Requirement: While copying the entries exactly, leave out each picture they contain.

Available data:
• • •

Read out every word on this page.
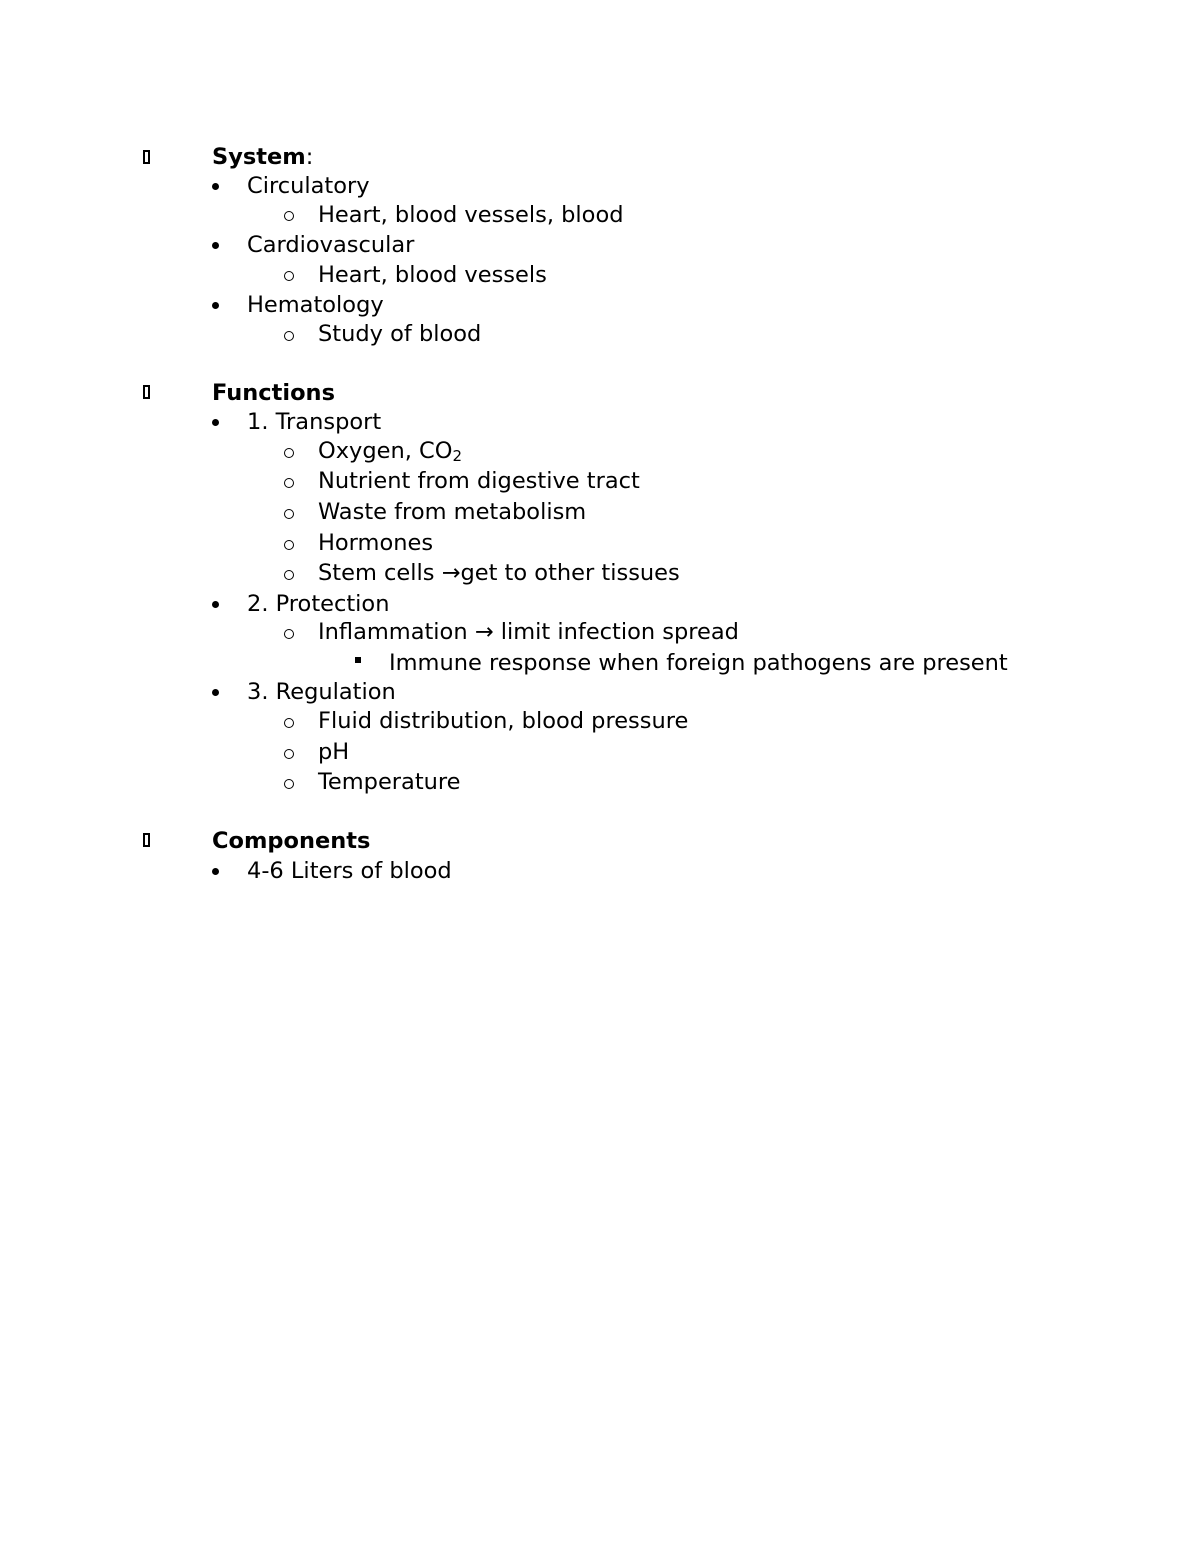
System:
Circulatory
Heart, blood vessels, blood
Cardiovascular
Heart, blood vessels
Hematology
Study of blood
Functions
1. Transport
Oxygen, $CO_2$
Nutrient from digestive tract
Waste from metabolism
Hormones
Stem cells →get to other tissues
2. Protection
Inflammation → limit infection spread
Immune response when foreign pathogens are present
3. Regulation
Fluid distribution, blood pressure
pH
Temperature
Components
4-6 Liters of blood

• • •

Solution:
Read out every word on this page.
System:
Circulatory
Heart, blood vessels, blood
Cardiovascular
Heart, blood vessels
Hematology
Study of blood
Functions
1. Transport
Oxygen, $CO_2$
Nutrient from digestive tract
Waste from metabolism
Hormones
Stem cells →get to other tissues
2. Protection
Inflammation → limit infection spread
Immune response when foreign pathogens are present
3. Regulation
Fluid distribution, blood pressure
pH
Temperature
Components
4-6 Liters of blood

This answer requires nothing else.